▸ **Problem 1**
Echo the passage on bluet damselflies word for word, beginning at the words "Slender Bluet (Enallagma traviatum) female-8451" and stopping after the words "while at rest.".
▸ **Problem 2**
In the passage on bluet damselflies, how are a damselfly's eyes placed compared with a dragonfly's?

▸ **Supplied passage**
*** Begin section ***

Bluet Damselflies

You’ve likely seen this friendly blue damselfly fluttering around shorelines, resting on grasses, or even on your boat, kayak or fishing rod.

Slender Bluet (Enallagma traviatum) male-8449

A Male Slender Bluet Damselfly photographed in the Meet Your Neighbours style by Twan Leenders.

Among the many species of damselflies, there is a category called Bluets that covers many of the species in which the male is at least partially colored blue. All of the members are gorgeous, with bodies colored a variety of shades of blues, greens, and turquoises. They also have some interesting striping patterns, with the location and size of darker stripes being a good way to distinguish different species.

Damselflies can be easily mistaken for dragonflies. One major distinguish difference is that the damselflies hold their wings tucked upright tight against their body, while dragonflies hold their hind-wings straight out from their bodies like airplane wings. Another difference between dragonflies and damselflies is the location of their eyes. Dragonflies have eyes that touch and are located at the top of the head, while damselflies have eyes that are well separated.

Slender Bluet (Enallagma traviatum) female-8451

A female Slender Bluet, photographed in the Meet Your Neighbours style by Twan Leenders. Note that the damselfly is holding its wings together while at rest.

*** End section ***

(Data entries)
*** Begin section ***

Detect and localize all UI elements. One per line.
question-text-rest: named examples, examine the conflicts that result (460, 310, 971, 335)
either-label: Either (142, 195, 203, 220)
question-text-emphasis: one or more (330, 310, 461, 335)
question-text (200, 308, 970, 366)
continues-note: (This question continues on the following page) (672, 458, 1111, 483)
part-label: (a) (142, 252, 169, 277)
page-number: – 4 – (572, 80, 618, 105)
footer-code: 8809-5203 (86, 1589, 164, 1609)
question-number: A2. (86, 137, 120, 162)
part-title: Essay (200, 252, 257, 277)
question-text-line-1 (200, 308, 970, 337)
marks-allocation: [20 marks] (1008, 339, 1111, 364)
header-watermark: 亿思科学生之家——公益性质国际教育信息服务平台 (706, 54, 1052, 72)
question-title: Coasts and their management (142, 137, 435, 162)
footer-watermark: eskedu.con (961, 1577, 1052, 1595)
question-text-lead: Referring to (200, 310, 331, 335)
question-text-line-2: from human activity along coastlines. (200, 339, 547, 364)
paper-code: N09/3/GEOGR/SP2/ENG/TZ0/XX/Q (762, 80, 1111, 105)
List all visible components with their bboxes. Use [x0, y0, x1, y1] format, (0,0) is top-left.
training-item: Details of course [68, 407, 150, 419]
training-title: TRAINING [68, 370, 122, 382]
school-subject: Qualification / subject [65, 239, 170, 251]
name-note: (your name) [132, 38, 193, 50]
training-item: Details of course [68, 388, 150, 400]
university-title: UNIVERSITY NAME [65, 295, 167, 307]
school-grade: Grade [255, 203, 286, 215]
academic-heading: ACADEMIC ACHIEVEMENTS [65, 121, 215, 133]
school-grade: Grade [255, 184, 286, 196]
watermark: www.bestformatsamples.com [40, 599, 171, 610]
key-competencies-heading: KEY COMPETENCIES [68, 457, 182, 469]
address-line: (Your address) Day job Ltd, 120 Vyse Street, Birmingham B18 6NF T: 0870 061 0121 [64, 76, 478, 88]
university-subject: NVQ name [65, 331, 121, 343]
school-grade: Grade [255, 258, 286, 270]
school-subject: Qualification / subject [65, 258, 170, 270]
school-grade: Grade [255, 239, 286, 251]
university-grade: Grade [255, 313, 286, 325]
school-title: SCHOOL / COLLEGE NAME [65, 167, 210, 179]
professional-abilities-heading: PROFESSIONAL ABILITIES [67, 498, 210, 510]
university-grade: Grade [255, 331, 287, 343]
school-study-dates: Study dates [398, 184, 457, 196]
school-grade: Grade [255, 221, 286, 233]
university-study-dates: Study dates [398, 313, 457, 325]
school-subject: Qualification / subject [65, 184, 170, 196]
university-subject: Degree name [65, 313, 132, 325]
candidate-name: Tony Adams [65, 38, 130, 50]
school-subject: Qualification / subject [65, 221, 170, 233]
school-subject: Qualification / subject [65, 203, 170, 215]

*** End section ***

▸ **Answer area 1**
Slender Bluet (Enallagma traviatum) female-8451

A female Slender Bluet, photographed in the Meet Your Neighbours style by Twan Leenders. Note that the damselfly is holding its wings together while at rest.

▸ **Answer area 2**
A damselfly's eyes are well separated, while a dragonfly's eyes touch and sit at the top of the head.